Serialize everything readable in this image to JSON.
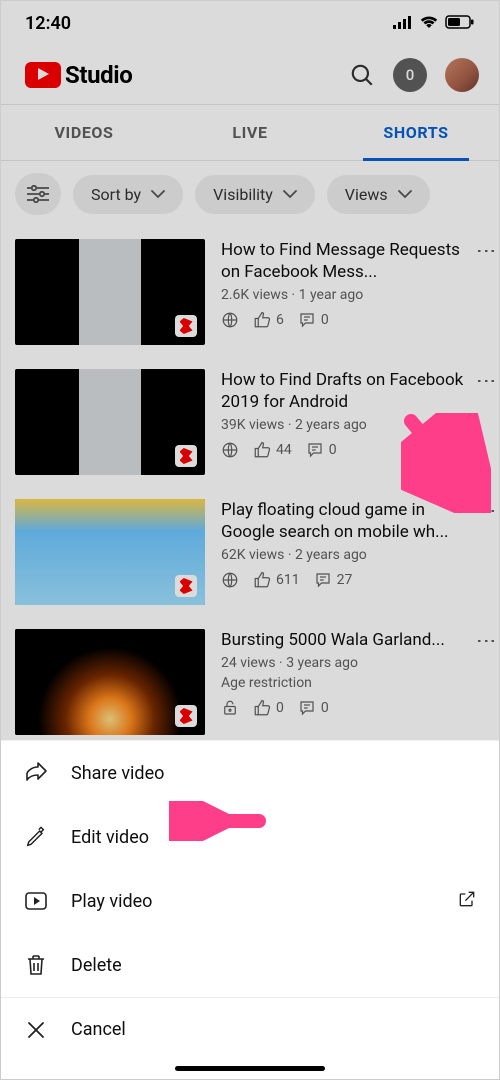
{
  "status": {
    "time": "12:40"
  },
  "header": {
    "app_name": "Studio",
    "notif_count": "0"
  },
  "tabs": {
    "videos": "VIDEOS",
    "live": "LIVE",
    "shorts": "SHORTS"
  },
  "filters": {
    "sort": "Sort by",
    "visibility": "Visibility",
    "views": "Views"
  },
  "videos": [
    {
      "title": "How to Find Message Requests on Facebook Mess...",
      "views": "2.6K views",
      "age": "1 year ago",
      "likes": "6",
      "comments": "0"
    },
    {
      "title": "How to Find Drafts on Facebook 2019 for Android",
      "views": "39K views",
      "age": "2 years ago",
      "likes": "44",
      "comments": "0"
    },
    {
      "title": "Play floating cloud game in Google search on mobile wh...",
      "views": "62K views",
      "age": "2 years ago",
      "likes": "611",
      "comments": "27"
    },
    {
      "title": "Bursting 5000 Wala Garland...",
      "views": "24 views",
      "age": "3 years ago",
      "restriction": "Age restriction",
      "likes": "0",
      "comments": "0"
    }
  ],
  "sheet": {
    "share": "Share video",
    "edit": "Edit video",
    "play": "Play video",
    "delete": "Delete",
    "cancel": "Cancel"
  }
}
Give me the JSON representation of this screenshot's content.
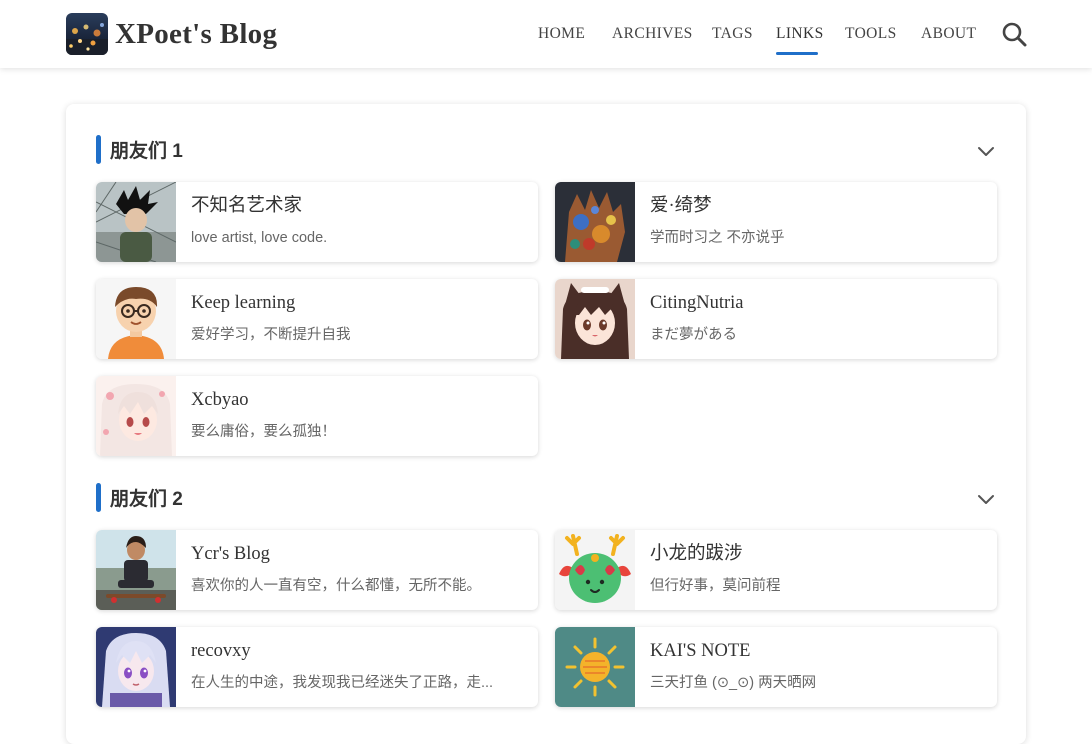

• _WRITTEN TASK_
Leave out the pictures and transcribe everything else exactly.

• _EXPECTED ANSWER_
Serialize everything readable in this image to JSON.
{
  "status": {
    "time": "12:40"
  },
  "header": {
    "app_name": "Studio",
    "notif_count": "0"
  },
  "tabs": {
    "videos": "VIDEOS",
    "live": "LIVE",
    "shorts": "SHORTS"
  },
  "filters": {
    "sort": "Sort by",
    "visibility": "Visibility",
    "views": "Views"
  },
  "videos": [
    {
      "title": "How to Find Message Requests on Facebook Mess...",
      "views": "2.6K views",
      "age": "1 year ago",
      "likes": "6",
      "comments": "0"
    },
    {
      "title": "How to Find Drafts on Facebook 2019 for Android",
      "views": "39K views",
      "age": "2 years ago",
      "likes": "44",
      "comments": "0"
    },
    {
      "title": "Play floating cloud game in Google search on mobile wh...",
      "views": "62K views",
      "age": "2 years ago",
      "likes": "611",
      "comments": "27"
    },
    {
      "title": "Bursting 5000 Wala Garland...",
      "views": "24 views",
      "age": "3 years ago",
      "restriction": "Age restriction",
      "likes": "0",
      "comments": "0"
    }
  ],
  "sheet": {
    "share": "Share video",
    "edit": "Edit video",
    "play": "Play video",
    "delete": "Delete",
    "cancel": "Cancel"
  }
}
Give me the JSON representation of this screenshot's content.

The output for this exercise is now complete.